- _SOURCE EXCERPT_:
☆ ☆ ☆ ☆ ☆ ☆ ☆
Newsgroups: comp.ai
Path: cantaloupe.srv.cs.cmu.edu!das-news2.harvard.edu!news2.near.net!howland.reston.ans.net!cs.utexas.edu!utnut!nott!cunews!freenet.carleton.ca!FreeNet.Carleton.CA!an995
From: an995@FreeNet.Carleton.CA (Paul Deane)
Subject: Indexing vector spaces
Message-ID: <CzGso4.J25@freenet.carleton.ca>
Sender: an995@freenet3.carleton.ca (Paul Deane)
Reply-To: an995@FreeNet.Carleton.CA (Paul Deane)
Organization: The National Capital FreeNet
Date: Fri, 18 Nov 1994 13:12:04 GMT
Lines: 33



In the project I am associated with we are currently considering using a
vector space representation to solve some problems associated with
information retrieval tasks. I would be very interested if someone could
refer me, therefore, to any work on the construction of indices to a
multidimensional vector space.

       Roughly speaking, what I am looking for is something that will
perform a hierarchical clustering analysis on an arbitrary set of points
in an n-dimensional space. The hierarchical structure thus identified
would be used to construct indices. Roughly speaking, each index would
itself be a vector locating the `center of gravity' of the cluster or
subcluster with which it was associated. Subindexes would express the
difference between the center of gravity of the higher level index and
that of the indexed subcluster. Thus, given a vector to be matched, one
could find the closest match by traversing (and summing) the indices,
always choosing the index with the smallest difference from the target vector.
☆ ☆ ☆ ☆ ☆ ☆ ☆
Element and region rows
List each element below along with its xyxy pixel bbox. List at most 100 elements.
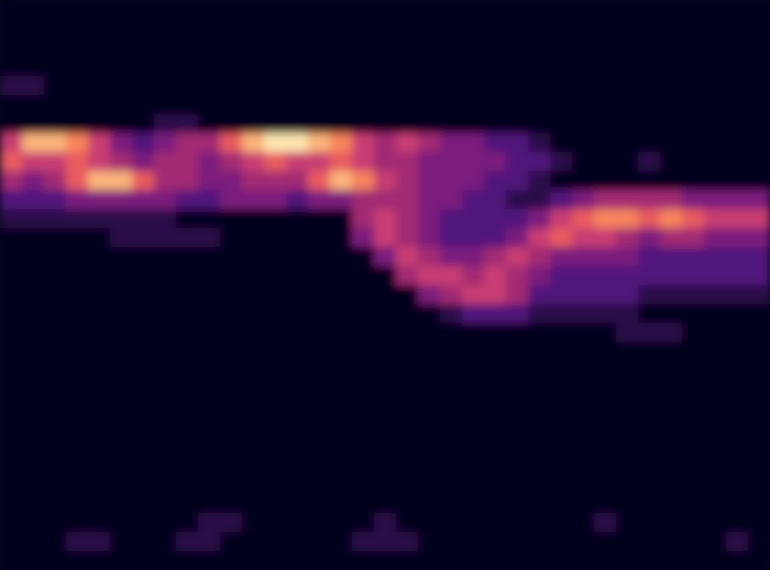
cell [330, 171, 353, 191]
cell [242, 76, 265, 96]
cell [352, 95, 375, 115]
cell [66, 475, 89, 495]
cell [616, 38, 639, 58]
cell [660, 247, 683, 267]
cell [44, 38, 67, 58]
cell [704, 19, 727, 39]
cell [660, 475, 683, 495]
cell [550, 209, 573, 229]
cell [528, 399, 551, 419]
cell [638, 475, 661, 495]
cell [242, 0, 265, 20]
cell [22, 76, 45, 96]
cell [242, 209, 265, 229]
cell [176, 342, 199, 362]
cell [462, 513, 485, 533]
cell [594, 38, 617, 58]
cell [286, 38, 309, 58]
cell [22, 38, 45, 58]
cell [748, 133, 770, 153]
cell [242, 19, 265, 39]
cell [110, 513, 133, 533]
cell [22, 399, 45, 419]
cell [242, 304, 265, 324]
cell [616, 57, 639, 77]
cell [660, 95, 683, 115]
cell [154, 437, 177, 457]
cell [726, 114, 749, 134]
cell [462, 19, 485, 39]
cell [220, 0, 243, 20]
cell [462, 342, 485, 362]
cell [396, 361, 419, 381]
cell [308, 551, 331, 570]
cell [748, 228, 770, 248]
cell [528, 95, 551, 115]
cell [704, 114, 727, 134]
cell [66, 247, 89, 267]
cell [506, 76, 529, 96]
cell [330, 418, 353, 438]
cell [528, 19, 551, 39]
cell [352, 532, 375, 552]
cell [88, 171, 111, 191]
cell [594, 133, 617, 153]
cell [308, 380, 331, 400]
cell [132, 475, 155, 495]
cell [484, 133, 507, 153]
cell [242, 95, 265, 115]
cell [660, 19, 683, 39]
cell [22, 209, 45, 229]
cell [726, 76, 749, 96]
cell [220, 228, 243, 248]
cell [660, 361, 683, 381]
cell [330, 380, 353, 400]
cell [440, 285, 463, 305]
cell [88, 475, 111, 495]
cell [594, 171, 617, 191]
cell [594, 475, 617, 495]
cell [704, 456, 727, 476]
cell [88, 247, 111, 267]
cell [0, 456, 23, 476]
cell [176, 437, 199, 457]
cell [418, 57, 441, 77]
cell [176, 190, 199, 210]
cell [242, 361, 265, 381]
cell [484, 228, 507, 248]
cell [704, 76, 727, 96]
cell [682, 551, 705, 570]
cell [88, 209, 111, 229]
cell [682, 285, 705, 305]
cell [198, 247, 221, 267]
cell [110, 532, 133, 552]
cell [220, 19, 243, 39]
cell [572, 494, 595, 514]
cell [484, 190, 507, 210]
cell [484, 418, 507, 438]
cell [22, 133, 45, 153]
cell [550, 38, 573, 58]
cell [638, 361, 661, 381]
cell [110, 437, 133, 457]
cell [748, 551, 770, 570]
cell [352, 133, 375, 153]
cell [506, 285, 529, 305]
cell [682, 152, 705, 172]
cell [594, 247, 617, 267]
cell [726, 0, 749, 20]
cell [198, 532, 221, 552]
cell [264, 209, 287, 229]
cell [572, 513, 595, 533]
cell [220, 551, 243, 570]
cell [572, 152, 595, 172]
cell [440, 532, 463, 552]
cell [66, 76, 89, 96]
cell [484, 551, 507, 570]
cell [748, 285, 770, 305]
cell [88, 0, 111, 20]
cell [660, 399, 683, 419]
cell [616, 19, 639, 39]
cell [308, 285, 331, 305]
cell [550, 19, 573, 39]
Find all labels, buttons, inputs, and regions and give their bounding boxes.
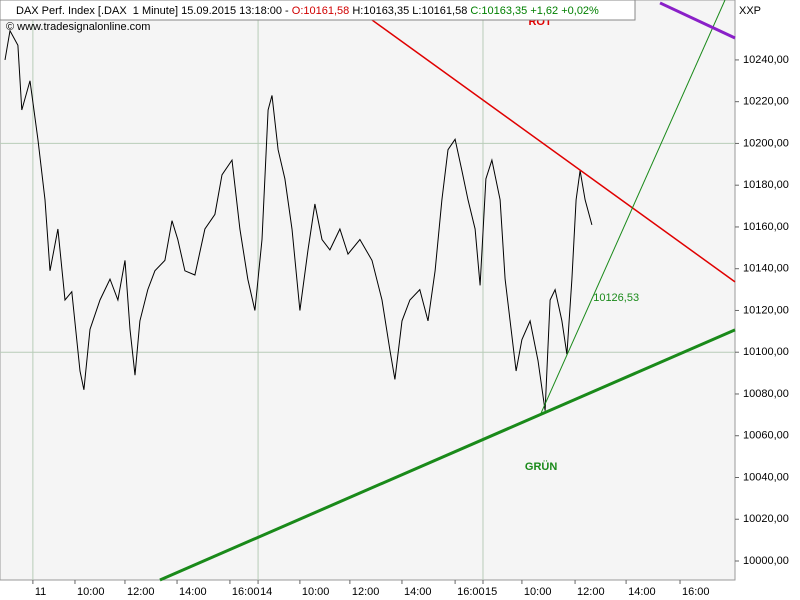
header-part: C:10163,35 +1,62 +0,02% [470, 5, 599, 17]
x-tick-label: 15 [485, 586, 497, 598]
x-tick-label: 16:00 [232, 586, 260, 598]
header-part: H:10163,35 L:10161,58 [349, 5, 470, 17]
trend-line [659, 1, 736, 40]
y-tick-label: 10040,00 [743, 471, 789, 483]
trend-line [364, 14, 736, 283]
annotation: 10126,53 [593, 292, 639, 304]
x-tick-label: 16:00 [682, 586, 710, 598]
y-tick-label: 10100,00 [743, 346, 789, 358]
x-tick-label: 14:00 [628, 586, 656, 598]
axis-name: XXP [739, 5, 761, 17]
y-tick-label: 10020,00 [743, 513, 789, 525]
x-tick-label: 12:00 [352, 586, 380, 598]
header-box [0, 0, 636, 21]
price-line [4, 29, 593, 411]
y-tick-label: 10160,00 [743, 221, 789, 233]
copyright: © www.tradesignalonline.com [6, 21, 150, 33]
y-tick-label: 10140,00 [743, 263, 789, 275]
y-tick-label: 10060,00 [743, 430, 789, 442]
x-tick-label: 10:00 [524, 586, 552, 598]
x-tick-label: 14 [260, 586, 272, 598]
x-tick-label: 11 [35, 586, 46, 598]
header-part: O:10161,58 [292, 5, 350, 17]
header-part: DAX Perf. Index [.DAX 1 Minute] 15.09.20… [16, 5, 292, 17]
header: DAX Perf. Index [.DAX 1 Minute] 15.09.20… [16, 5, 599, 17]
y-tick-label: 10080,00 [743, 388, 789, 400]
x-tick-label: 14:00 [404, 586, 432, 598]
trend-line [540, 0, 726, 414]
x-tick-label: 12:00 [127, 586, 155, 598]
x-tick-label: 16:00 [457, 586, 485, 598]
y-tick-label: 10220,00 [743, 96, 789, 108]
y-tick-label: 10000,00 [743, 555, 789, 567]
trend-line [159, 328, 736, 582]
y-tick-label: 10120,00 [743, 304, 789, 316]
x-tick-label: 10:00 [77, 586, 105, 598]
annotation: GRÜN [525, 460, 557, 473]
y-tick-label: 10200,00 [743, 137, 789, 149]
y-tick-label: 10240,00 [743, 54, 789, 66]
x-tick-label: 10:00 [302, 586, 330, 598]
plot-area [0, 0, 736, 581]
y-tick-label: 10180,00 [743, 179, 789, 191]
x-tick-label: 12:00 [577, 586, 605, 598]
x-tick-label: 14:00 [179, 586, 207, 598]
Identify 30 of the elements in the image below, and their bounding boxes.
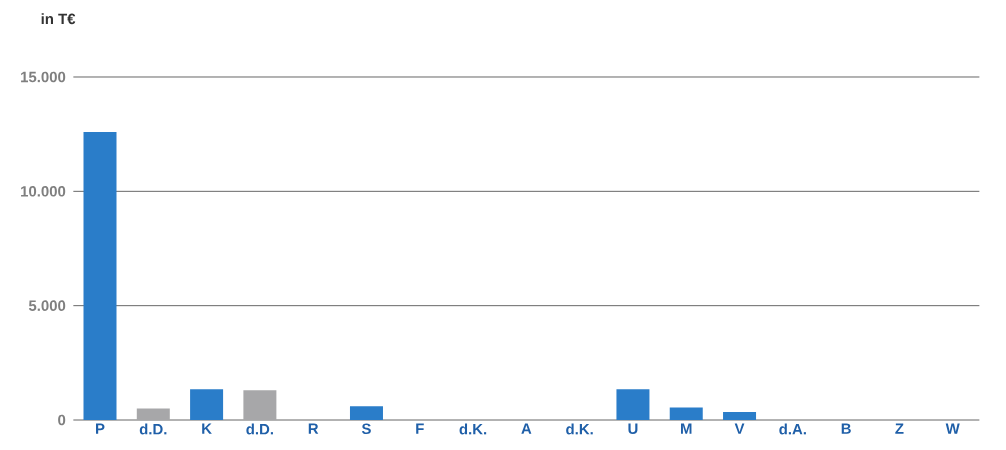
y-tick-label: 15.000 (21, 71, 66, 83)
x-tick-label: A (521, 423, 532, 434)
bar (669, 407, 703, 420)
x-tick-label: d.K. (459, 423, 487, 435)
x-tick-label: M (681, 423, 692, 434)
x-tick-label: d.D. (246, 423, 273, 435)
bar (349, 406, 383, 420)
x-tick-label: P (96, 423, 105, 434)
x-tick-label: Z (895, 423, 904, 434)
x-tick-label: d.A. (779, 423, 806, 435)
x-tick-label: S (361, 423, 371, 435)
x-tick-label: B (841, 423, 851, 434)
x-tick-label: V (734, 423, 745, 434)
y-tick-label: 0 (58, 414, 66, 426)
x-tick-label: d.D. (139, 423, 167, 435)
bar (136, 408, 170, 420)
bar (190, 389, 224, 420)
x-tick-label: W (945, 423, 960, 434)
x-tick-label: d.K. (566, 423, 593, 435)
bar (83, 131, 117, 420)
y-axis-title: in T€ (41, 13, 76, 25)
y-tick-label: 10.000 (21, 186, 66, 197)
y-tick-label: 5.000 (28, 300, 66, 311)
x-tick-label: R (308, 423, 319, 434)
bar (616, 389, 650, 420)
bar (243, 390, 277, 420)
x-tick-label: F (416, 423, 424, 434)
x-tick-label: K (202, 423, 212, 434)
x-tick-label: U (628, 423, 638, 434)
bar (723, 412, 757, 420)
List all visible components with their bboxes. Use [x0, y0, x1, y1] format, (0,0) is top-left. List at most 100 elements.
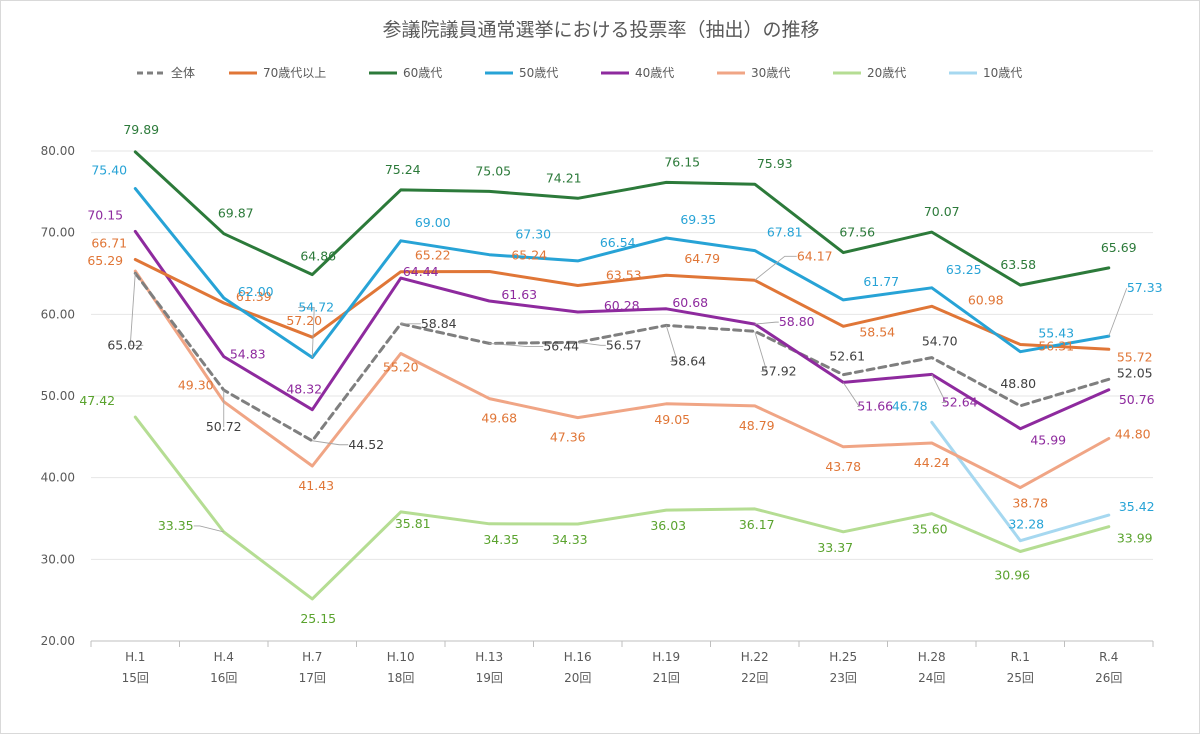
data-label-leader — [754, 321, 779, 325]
☆ ☆ ☆ ☆ ☆ ☆ ☆
- _GIVEN REQUEST A_: Reproduce the section of the rows that starts with the line containing "y-tick-label: 15.000 (21, 71, 66, 83)" and runs through the end of the rows, both ends included, keeping every line unchanged and omitting the pictures.
- _GIVEN REQUEST B_: Pick up the newsgroup post on indexing vector spaces after its final sentence and write the next part.

- _RIGHT ANSWER A_:
y-tick-label: 15.000 (21, 71, 66, 83)
x-tick-label: A (521, 423, 532, 434)
bar (669, 407, 703, 420)
x-tick-label: d.K. (459, 423, 487, 435)
x-tick-label: M (681, 423, 692, 434)
x-tick-label: d.D. (246, 423, 273, 435)
bar (349, 406, 383, 420)
x-tick-label: P (96, 423, 105, 434)
x-tick-label: Z (895, 423, 904, 434)
x-tick-label: d.A. (779, 423, 806, 435)
x-tick-label: S (361, 423, 371, 435)
x-tick-label: B (841, 423, 851, 434)
x-tick-label: V (734, 423, 745, 434)
y-tick-label: 0 (58, 414, 66, 426)
x-tick-label: d.D. (139, 423, 167, 435)
bar (136, 408, 170, 420)
bar (190, 389, 224, 420)
x-tick-label: W (945, 423, 960, 434)
x-tick-label: d.K. (566, 423, 593, 435)
bar (83, 131, 117, 420)
y-axis-title: in T€ (41, 13, 76, 25)
y-tick-label: 10.000 (21, 186, 66, 197)
y-tick-label: 5.000 (28, 300, 66, 311)
x-tick-label: R (308, 423, 319, 434)
bar (616, 389, 650, 420)
bar (243, 390, 277, 420)
x-tick-label: F (416, 423, 424, 434)
x-tick-label: K (202, 423, 212, 434)
x-tick-label: U (628, 423, 638, 434)
bar (723, 412, 757, 420)
List all visible components with their bboxes. Use [x0, y0, x1, y1] format, (0,0) is top-left. List at most 100 elements.
data-label-leader — [754, 321, 779, 325]

- _RIGHT ANSWER B_:
        Vector space representations are very far from my primary field of
expertise, so I have no idea what is available. At the same time, this
looks to me like the kind of algorithm that has surely been developed
somewhere. I would greatly appreciate references to the literature (or
better yet) information about where I could obtain working code that would
perform the requisite calculations.

       If you do not know of anything directly appropriate, I would still
appreciate references either to statistical software that could perform
the multiple-variable clustering part of the task, or to neural network or
feature map algorithms that perform a similar mapping. However, we are
working within a PC (486) environment; so I would appreciate particularly
any information to software that could easily be installed on a 486.
Thanks in advance.